List:Falcon Storage Engine« Previous MessageNext Message »
From:Christopher Powers Date:January 20 2009 5:43am
Subject:Re: When you have a chance...
View as plain text  
Kevin Lewis wrote:
> Jim,
> 
> Cycle locking addresses the continued existence of an object while there 
> may be pointers to it.  The problem we have here is that there is a 
> pointer within the record to a data buffer.  That pointer can go away at 
> any time, even an instant after a call to hasData().  It takes two steps 
> to use the data buffer;  1) Ask whether the record is chilled or 
> hasData(),  2) Use the data buffer.
> 
> We need to surround these with some kind of SyncObject.  Otherwise, 
> there is no guarantee that a data buffer will be available, even if you 
> check for its existance first.  Cycle locking protects objects tat 
> threads have pointers to.  We need to protect the pointer.
> 
> Kevin

Kevin,

I find cycle locking to be very intriguing, and have been meaning to 
explore it further, but, as you pointed out, it does not appear to be a 
solution here (btw, I like your comment, "The act of chilling a record 
is very intrusive and dangerous...").

I briefly considered the value of a separate chill/thaw task that could 
be signaled like a scavenge from a low-level record alloc, but that 
won't resolve this issue. The thaw task still needs syncWrite and the 
chill still needs the syncPrior.

* _What you are asked to do_
Reproduce the entire mailing-list message above, word for word, from its header lines to its final sentence.

* _Supplied entries_
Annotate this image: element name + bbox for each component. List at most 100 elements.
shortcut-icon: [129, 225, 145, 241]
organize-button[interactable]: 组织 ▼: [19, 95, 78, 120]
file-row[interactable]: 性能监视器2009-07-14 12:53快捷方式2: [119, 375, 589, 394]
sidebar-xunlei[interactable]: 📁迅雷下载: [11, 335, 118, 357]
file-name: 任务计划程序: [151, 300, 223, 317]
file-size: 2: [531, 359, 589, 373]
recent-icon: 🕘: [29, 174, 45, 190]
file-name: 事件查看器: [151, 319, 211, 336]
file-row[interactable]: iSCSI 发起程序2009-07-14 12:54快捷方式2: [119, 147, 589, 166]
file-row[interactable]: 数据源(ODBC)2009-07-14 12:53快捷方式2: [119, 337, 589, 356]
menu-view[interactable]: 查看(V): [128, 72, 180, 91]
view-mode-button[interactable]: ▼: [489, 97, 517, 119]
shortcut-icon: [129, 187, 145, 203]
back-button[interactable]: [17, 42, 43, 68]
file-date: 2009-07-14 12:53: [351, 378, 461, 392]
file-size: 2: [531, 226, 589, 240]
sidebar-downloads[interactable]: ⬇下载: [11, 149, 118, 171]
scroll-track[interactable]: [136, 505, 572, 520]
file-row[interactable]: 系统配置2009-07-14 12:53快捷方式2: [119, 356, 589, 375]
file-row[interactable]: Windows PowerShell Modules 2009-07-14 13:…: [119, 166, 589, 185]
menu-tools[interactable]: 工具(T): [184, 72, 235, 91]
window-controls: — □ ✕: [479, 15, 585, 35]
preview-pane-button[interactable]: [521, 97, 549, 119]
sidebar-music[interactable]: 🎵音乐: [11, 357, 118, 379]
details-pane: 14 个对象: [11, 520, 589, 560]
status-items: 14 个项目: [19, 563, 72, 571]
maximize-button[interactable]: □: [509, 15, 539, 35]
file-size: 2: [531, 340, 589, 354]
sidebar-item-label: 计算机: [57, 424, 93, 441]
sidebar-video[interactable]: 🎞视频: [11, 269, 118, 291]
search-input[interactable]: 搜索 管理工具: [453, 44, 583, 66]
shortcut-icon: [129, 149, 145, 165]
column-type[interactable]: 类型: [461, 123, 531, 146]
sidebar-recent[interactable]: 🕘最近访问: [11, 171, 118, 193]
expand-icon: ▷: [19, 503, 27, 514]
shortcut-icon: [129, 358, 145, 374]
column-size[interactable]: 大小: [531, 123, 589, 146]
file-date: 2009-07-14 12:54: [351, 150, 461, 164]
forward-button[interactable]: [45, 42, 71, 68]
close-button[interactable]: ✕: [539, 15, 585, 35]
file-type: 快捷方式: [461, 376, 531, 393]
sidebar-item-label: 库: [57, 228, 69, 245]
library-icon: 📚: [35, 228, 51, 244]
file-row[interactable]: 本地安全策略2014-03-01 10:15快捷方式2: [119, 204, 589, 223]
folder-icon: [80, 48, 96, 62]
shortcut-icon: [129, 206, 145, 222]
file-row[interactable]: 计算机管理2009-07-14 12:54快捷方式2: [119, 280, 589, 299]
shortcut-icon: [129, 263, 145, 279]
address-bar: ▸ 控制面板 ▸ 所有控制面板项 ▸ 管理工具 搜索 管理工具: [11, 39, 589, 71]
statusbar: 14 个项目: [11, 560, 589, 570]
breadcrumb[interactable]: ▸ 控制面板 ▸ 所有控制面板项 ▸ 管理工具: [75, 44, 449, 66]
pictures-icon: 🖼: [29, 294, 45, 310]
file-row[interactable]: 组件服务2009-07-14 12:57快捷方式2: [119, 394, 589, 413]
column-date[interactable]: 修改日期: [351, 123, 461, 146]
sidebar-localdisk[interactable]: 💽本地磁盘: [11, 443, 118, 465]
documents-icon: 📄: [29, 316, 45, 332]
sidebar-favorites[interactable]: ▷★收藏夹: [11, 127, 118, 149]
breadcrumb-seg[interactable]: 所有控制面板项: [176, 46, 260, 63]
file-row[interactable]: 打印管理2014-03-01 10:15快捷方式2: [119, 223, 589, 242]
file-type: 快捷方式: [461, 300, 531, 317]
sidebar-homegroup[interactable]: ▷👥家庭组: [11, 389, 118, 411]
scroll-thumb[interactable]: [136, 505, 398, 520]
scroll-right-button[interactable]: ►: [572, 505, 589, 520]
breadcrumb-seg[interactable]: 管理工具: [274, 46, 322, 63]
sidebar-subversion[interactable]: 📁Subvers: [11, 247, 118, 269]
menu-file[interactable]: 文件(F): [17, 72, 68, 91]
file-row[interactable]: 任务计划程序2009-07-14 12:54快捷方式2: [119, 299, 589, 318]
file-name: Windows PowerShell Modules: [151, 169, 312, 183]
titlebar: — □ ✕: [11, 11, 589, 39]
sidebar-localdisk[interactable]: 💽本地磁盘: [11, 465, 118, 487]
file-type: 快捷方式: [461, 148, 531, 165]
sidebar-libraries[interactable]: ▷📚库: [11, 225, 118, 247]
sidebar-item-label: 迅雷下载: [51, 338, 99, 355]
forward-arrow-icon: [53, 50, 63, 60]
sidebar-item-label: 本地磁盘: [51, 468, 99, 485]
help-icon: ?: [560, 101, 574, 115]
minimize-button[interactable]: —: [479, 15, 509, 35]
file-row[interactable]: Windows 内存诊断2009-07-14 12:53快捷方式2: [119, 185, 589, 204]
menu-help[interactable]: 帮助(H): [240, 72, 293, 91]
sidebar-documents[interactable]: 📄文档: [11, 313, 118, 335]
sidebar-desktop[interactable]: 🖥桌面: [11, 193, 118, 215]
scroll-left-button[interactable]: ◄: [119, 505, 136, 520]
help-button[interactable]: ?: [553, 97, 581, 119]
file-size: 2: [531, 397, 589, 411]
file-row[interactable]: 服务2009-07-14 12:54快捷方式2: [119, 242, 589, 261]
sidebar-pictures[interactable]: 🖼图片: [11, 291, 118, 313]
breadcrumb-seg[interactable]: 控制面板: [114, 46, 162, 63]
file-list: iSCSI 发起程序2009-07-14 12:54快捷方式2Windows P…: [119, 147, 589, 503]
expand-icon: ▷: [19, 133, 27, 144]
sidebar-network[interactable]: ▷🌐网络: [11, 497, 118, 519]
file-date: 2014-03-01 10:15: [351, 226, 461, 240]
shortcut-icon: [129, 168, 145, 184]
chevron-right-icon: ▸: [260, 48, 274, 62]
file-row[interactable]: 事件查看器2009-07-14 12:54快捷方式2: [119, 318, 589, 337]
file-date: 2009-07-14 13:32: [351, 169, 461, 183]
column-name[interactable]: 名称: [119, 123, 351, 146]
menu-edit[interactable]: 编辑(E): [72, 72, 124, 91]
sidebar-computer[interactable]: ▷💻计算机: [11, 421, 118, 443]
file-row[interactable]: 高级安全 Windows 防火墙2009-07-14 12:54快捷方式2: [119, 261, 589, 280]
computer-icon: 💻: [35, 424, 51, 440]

* _Task response_
List:Falcon Storage Engine« Previous MessageNext Message »
From:Christopher Powers Date:January 20 2009 5:43am
Subject:Re: When you have a chance...
View as plain text  
Kevin Lewis wrote:
> Jim,
> 
> Cycle locking addresses the continued existence of an object while there 
> may be pointers to it.  The problem we have here is that there is a 
> pointer within the record to a data buffer.  That pointer can go away at 
> any time, even an instant after a call to hasData().  It takes two steps 
> to use the data buffer;  1) Ask whether the record is chilled or 
> hasData(),  2) Use the data buffer.
> 
> We need to surround these with some kind of SyncObject.  Otherwise, 
> there is no guarantee that a data buffer will be available, even if you 
> check for its existance first.  Cycle locking protects objects tat 
> threads have pointers to.  We need to protect the pointer.
> 
> Kevin

Kevin,

I find cycle locking to be very intriguing, and have been meaning to 
explore it further, but, as you pointed out, it does not appear to be a 
solution here (btw, I like your comment, "The act of chilling a record 
is very intrusive and dangerous...").

I briefly considered the value of a separate chill/thaw task that could 
be signaled like a scavenge from a low-level record alloc, but that 
won't resolve this issue. The thaw task still needs syncWrite and the 
chill still needs the syncPrior.